▶ **Data provided**:

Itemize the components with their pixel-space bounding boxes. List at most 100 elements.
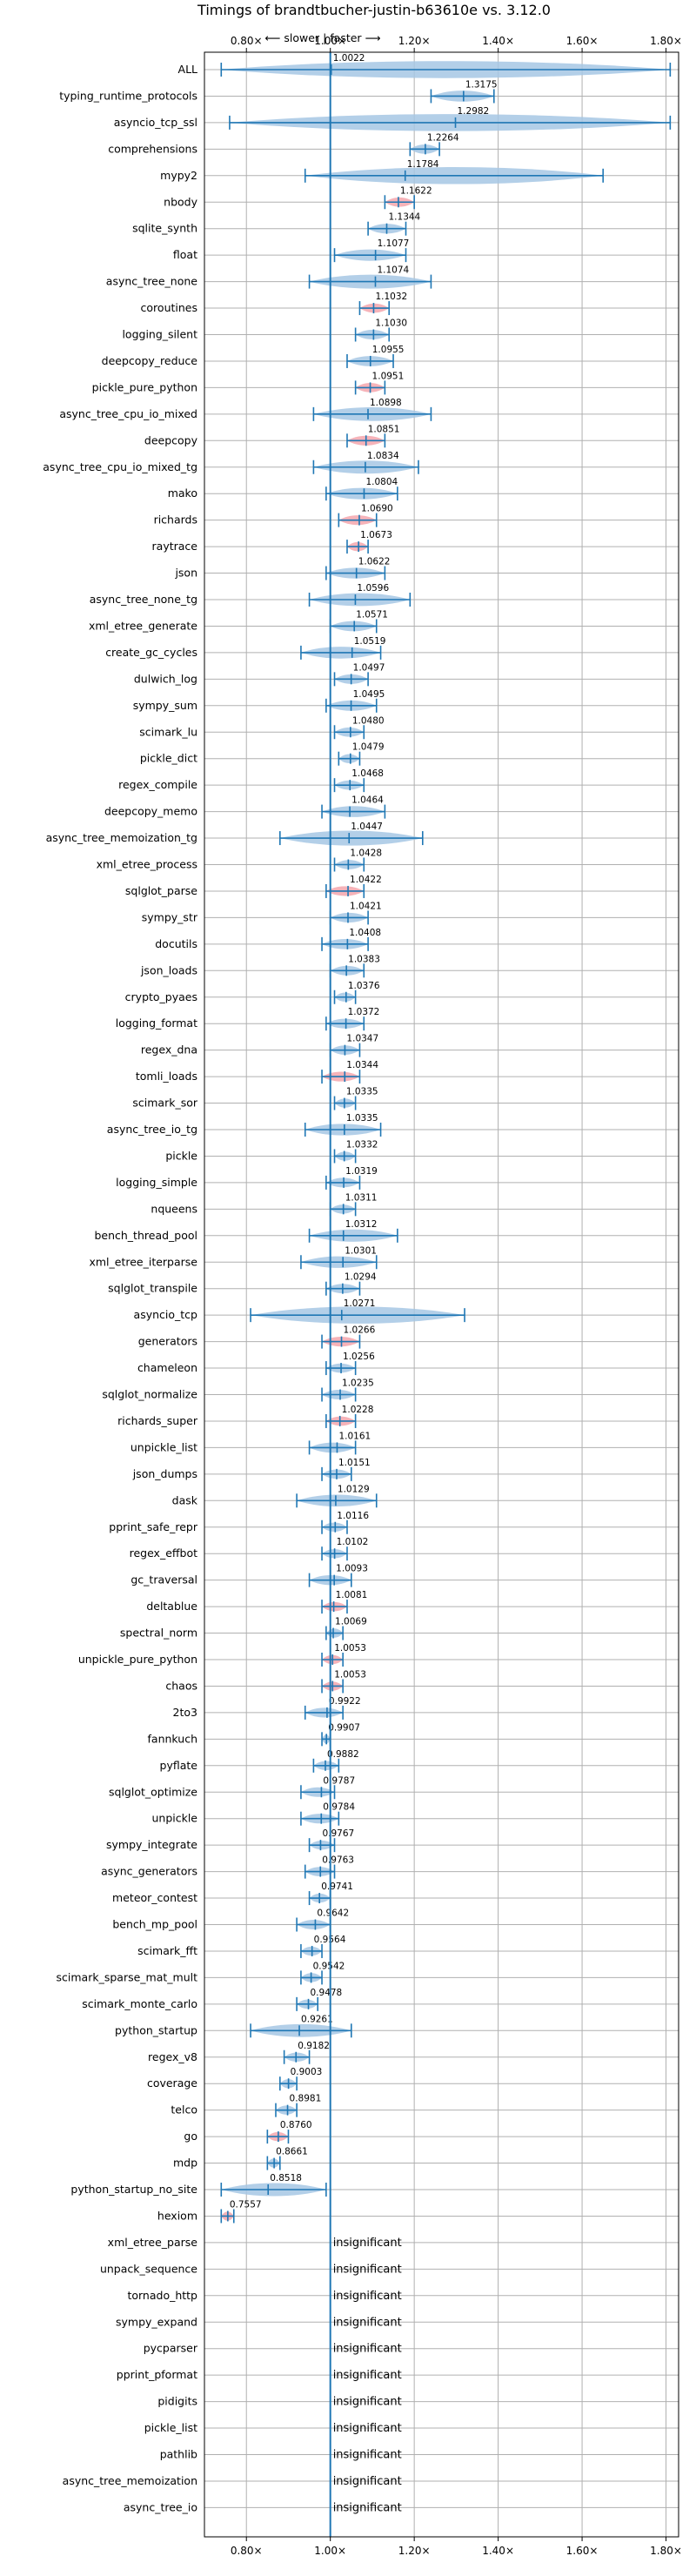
- benchmark-label: richards_super: [117, 1414, 198, 1427]
- value-label: 0.9542: [313, 1961, 345, 1971]
- value-label: 1.0951: [372, 371, 405, 381]
- value-label: 1.0421: [350, 901, 382, 911]
- benchmark-row: logging_format 1.0372: [116, 1007, 380, 1031]
- benchmark-row: unpickle 0.9784: [151, 1802, 355, 1826]
- benchmark-row: pickle_dict 1.0479: [140, 742, 385, 766]
- benchmark-label: json: [174, 567, 197, 580]
- benchmark-label: xml_etree_iterparse: [89, 1255, 197, 1268]
- value-label: 1.0804: [365, 477, 398, 487]
- benchmark-row: unpack_sequence insignificant: [100, 2262, 402, 2276]
- insignificant-label: insignificant: [333, 2369, 402, 2382]
- benchmark-row: sympy_sum 1.0495: [133, 689, 385, 713]
- value-label: 0.8661: [276, 2147, 308, 2157]
- benchmark-label: nbody: [164, 195, 197, 208]
- benchmark-label: meteor_contest: [112, 1891, 197, 1904]
- value-label: 1.0053: [334, 1669, 366, 1680]
- bottom-tick-label: 1.40×: [482, 2545, 514, 2557]
- benchmark-label: deepcopy: [144, 433, 198, 446]
- value-label: 1.0332: [346, 1139, 378, 1150]
- value-label: 1.0301: [345, 1245, 377, 1256]
- value-label: 1.2982: [458, 106, 490, 117]
- bottom-tick-label: 1.80×: [650, 2545, 682, 2557]
- benchmark-row: async_generators 0.9763: [101, 1855, 354, 1879]
- benchmark-label: regex_v8: [148, 2050, 197, 2063]
- benchmark-label: asyncio_tcp_ssl: [114, 116, 197, 129]
- benchmark-label: async_generators: [101, 1865, 197, 1878]
- benchmark-label: async_tree_none_tg: [90, 593, 197, 606]
- benchmark-label: generators: [138, 1335, 197, 1348]
- benchmark-row: regex_v8 0.9182: [148, 2041, 330, 2064]
- benchmark-label: telco: [171, 2103, 197, 2116]
- top-axis: 0.80× 1.00× 1.20× 1.40× 1.60× 1.80×: [231, 35, 682, 52]
- benchmark-label: dulwich_log: [134, 672, 197, 685]
- benchmark-row: sqlglot_parse 1.0422: [125, 875, 382, 898]
- benchmark-label: scimark_lu: [139, 725, 197, 738]
- value-label: 0.9003: [291, 2067, 323, 2077]
- value-label: 1.0347: [346, 1034, 378, 1044]
- benchmark-label: deltablue: [146, 1600, 197, 1613]
- value-label: 1.1622: [400, 185, 432, 196]
- benchmark-label: fannkuch: [148, 1732, 197, 1745]
- benchmark-label: sqlglot_normalize: [102, 1388, 197, 1401]
- benchmark-row: ALL 1.0022: [178, 53, 672, 78]
- value-label: 0.7557: [230, 2199, 262, 2210]
- value-label: 1.0256: [343, 1352, 375, 1362]
- value-label: 1.0571: [356, 609, 388, 620]
- benchmark-label: sympy_integrate: [106, 1838, 197, 1851]
- benchmark-label: tomli_loads: [136, 1070, 197, 1083]
- benchmark-label: logging_silent: [122, 328, 197, 341]
- benchmark-label: async_tree_io_tg: [107, 1123, 197, 1136]
- benchmark-row: crypto_pyaes 1.0376: [125, 981, 380, 1004]
- benchmark-row: logging_simple 1.0319: [116, 1166, 378, 1190]
- value-label: 1.1032: [375, 292, 407, 302]
- benchmark-row: sympy_str 1.0421: [142, 901, 382, 925]
- benchmark-row: pidigits insignificant: [157, 2395, 401, 2409]
- benchmark-row: asyncio_tcp 1.0271: [134, 1298, 465, 1324]
- value-label: 0.8518: [270, 2173, 302, 2184]
- benchmark-label: pyflate: [160, 1759, 198, 1772]
- bottom-tick-label: 0.80×: [231, 2545, 263, 2557]
- benchmark-row: async_tree_memoization_tg 1.0447: [46, 822, 424, 846]
- benchmark-label: docutils: [155, 937, 197, 950]
- benchmark-label: sqlglot_parse: [125, 884, 197, 897]
- benchmark-label: scimark_monte_carlo: [82, 1997, 197, 2010]
- value-label: 1.0690: [361, 504, 393, 514]
- benchmark-label: sqlglot_transpile: [108, 1282, 197, 1295]
- benchmark-row: fannkuch 0.9907: [148, 1722, 360, 1747]
- insignificant-label: insignificant: [333, 2396, 402, 2409]
- value-label: 1.0294: [345, 1272, 377, 1283]
- value-label: 1.0898: [370, 398, 402, 408]
- insignificant-label: insignificant: [333, 2475, 402, 2488]
- value-label: 1.0271: [344, 1298, 376, 1309]
- top-tick-label: 1.80×: [650, 35, 682, 47]
- benchmark-label: unpickle_pure_python: [78, 1653, 197, 1666]
- value-label: 1.0335: [346, 1113, 378, 1124]
- top-tick-label: 1.00×: [314, 35, 346, 47]
- benchmark-row: hexiom 0.7557: [157, 2199, 262, 2224]
- benchmark-row: tomli_loads 1.0344: [136, 1060, 378, 1084]
- benchmark-label: pickle: [165, 1149, 197, 1162]
- benchmark-label: deepcopy_reduce: [102, 354, 198, 367]
- benchmark-row: coroutines 1.1032: [141, 292, 407, 316]
- benchmark-label: scimark_sor: [132, 1097, 197, 1110]
- value-label: 1.0116: [337, 1511, 369, 1521]
- benchmark-label: mako: [168, 486, 197, 500]
- bottom-tick-label: 1.00×: [314, 2545, 346, 2557]
- value-label: 1.0428: [350, 849, 382, 859]
- value-label: 1.0372: [348, 1007, 380, 1017]
- value-label: 1.0479: [352, 742, 385, 753]
- value-label: 1.1074: [377, 265, 409, 276]
- value-label: 1.0093: [336, 1564, 368, 1574]
- benchmark-row: generators 1.0266: [138, 1325, 376, 1349]
- benchmark-label: hexiom: [157, 2209, 197, 2222]
- insignificant-label: insignificant: [333, 2290, 402, 2303]
- value-label: 1.0376: [348, 981, 380, 991]
- benchmark-row: mdp 0.8661: [173, 2147, 308, 2170]
- benchmark-row: json_loads 1.0383: [140, 954, 380, 978]
- value-label: 1.0344: [346, 1060, 378, 1070]
- benchmark-label: comprehensions: [108, 142, 197, 155]
- benchmark-label: xml_etree_generate: [89, 619, 197, 632]
- benchmark-label: 2to3: [173, 1706, 197, 1719]
- benchmark-row: asyncio_tcp_ssl 1.2982: [114, 106, 672, 131]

▶ **Your goal**:
Copy out all the rows again with "benchmark-label" changed to "test-name" everywhere and nothing else altered. Leave the pictures out.

▶ **Written solution**:
Itemize the components with their pixel-space bounding boxes. List at most 100 elements.
- test-name: richards_super: [117, 1414, 198, 1427]
- value-label: 0.9542: [313, 1961, 345, 1971]
- value-label: 1.0951: [372, 371, 405, 381]
- value-label: 1.0421: [350, 901, 382, 911]
- benchmark-row: logging_format 1.0372: [116, 1007, 380, 1031]
- benchmark-row: unpickle 0.9784: [151, 1802, 355, 1826]
- benchmark-row: pickle_dict 1.0479: [140, 742, 385, 766]
- test-name: json: [174, 567, 197, 580]
- test-name: xml_etree_iterparse: [89, 1255, 197, 1268]
- value-label: 1.0804: [365, 477, 398, 487]
- benchmark-row: unpack_sequence insignificant: [100, 2262, 402, 2276]
- insignificant-label: insignificant: [333, 2369, 402, 2382]
- benchmark-row: sympy_sum 1.0495: [133, 689, 385, 713]
- value-label: 0.8661: [276, 2147, 308, 2157]
- test-name: nbody: [164, 195, 197, 208]
- test-name: meteor_contest: [112, 1891, 197, 1904]
- value-label: 1.0053: [334, 1669, 366, 1680]
- bottom-tick-label: 1.40×: [482, 2545, 514, 2557]
- test-name: deepcopy: [144, 433, 198, 446]
- value-label: 1.0332: [346, 1139, 378, 1150]
- value-label: 1.0301: [345, 1245, 377, 1256]
- value-label: 1.2982: [458, 106, 490, 117]
- bottom-tick-label: 1.80×: [650, 2545, 682, 2557]
- benchmark-row: async_generators 0.9763: [101, 1855, 354, 1879]
- test-name: regex_v8: [148, 2050, 197, 2063]
- test-name: asyncio_tcp_ssl: [114, 116, 197, 129]
- test-name: async_generators: [101, 1865, 197, 1878]
- test-name: async_tree_none_tg: [90, 593, 197, 606]
- test-name: generators: [138, 1335, 197, 1348]
- benchmark-row: regex_v8 0.9182: [148, 2041, 330, 2064]
- test-name: telco: [171, 2103, 197, 2116]
- top-axis: 0.80× 1.00× 1.20× 1.40× 1.60× 1.80×: [231, 35, 682, 52]
- test-name: dulwich_log: [134, 672, 197, 685]
- benchmark-row: sqlglot_parse 1.0422: [125, 875, 382, 898]
- test-name: scimark_lu: [139, 725, 197, 738]
- value-label: 0.9003: [291, 2067, 323, 2077]
- value-label: 1.0347: [346, 1034, 378, 1044]
- test-name: deltablue: [146, 1600, 197, 1613]
- value-label: 1.1622: [400, 185, 432, 196]
- test-name: fannkuch: [148, 1732, 197, 1745]
- test-name: sqlglot_normalize: [102, 1388, 197, 1401]
- benchmark-row: ALL 1.0022: [178, 53, 672, 78]
- value-label: 0.7557: [230, 2199, 262, 2210]
- value-label: 1.0256: [343, 1352, 375, 1362]
- value-label: 1.0571: [356, 609, 388, 620]
- test-name: sympy_integrate: [106, 1838, 197, 1851]
- test-name: tomli_loads: [136, 1070, 197, 1083]
- test-name: logging_silent: [122, 328, 197, 341]
- test-name: async_tree_io_tg: [107, 1123, 197, 1136]
- benchmark-row: crypto_pyaes 1.0376: [125, 981, 380, 1004]
- benchmark-row: logging_simple 1.0319: [116, 1166, 378, 1190]
- value-label: 1.1032: [375, 292, 407, 302]
- benchmark-row: sympy_str 1.0421: [142, 901, 382, 925]
- benchmark-row: pidigits insignificant: [157, 2395, 401, 2409]
- benchmark-row: asyncio_tcp 1.0271: [134, 1298, 465, 1324]
- value-label: 0.8518: [270, 2173, 302, 2184]
- test-name: pyflate: [160, 1759, 198, 1772]
- bottom-tick-label: 0.80×: [231, 2545, 263, 2557]
- benchmark-row: async_tree_memoization_tg 1.0447: [46, 822, 424, 846]
- test-name: docutils: [155, 937, 197, 950]
- test-name: sqlglot_parse: [125, 884, 197, 897]
- test-name: scimark_monte_carlo: [82, 1997, 197, 2010]
- value-label: 1.0690: [361, 504, 393, 514]
- test-name: sqlglot_transpile: [108, 1282, 197, 1295]
- benchmark-row: fannkuch 0.9907: [148, 1722, 360, 1747]
- insignificant-label: insignificant: [333, 2396, 402, 2409]
- value-label: 1.0294: [345, 1272, 377, 1283]
- value-label: 1.0898: [370, 398, 402, 408]
- insignificant-label: insignificant: [333, 2475, 402, 2488]
- value-label: 1.0271: [344, 1298, 376, 1309]
- top-tick-label: 1.80×: [650, 35, 682, 47]
- test-name: unpickle_pure_python: [78, 1653, 197, 1666]
- value-label: 1.0335: [346, 1113, 378, 1124]
- top-tick-label: 1.00×: [314, 35, 346, 47]
- benchmark-row: hexiom 0.7557: [157, 2199, 262, 2224]
- benchmark-row: tomli_loads 1.0344: [136, 1060, 378, 1084]
- test-name: pickle: [165, 1149, 197, 1162]
- test-name: deepcopy_reduce: [102, 354, 198, 367]
- benchmark-row: coroutines 1.1032: [141, 292, 407, 316]
- test-name: scimark_sor: [132, 1097, 197, 1110]
- value-label: 1.0116: [337, 1511, 369, 1521]
- test-name: mako: [168, 486, 197, 500]
- bottom-tick-label: 1.00×: [314, 2545, 346, 2557]
- value-label: 1.0428: [350, 849, 382, 859]
- value-label: 1.0372: [348, 1007, 380, 1017]
- value-label: 1.0479: [352, 742, 385, 753]
- value-label: 1.1074: [377, 265, 409, 276]
- value-label: 1.0093: [336, 1564, 368, 1574]
- benchmark-row: generators 1.0266: [138, 1325, 376, 1349]
- test-name: hexiom: [157, 2209, 197, 2222]
- insignificant-label: insignificant: [333, 2290, 402, 2303]
- value-label: 1.0376: [348, 981, 380, 991]
- benchmark-row: mdp 0.8661: [173, 2147, 308, 2170]
- benchmark-row: json_loads 1.0383: [140, 954, 380, 978]
- value-label: 1.0344: [346, 1060, 378, 1070]
- test-name: comprehensions: [108, 142, 197, 155]
- test-name: xml_etree_generate: [89, 619, 197, 632]
- test-name: 2to3: [173, 1706, 197, 1719]
- benchmark-row: asyncio_tcp_ssl 1.2982: [114, 106, 672, 131]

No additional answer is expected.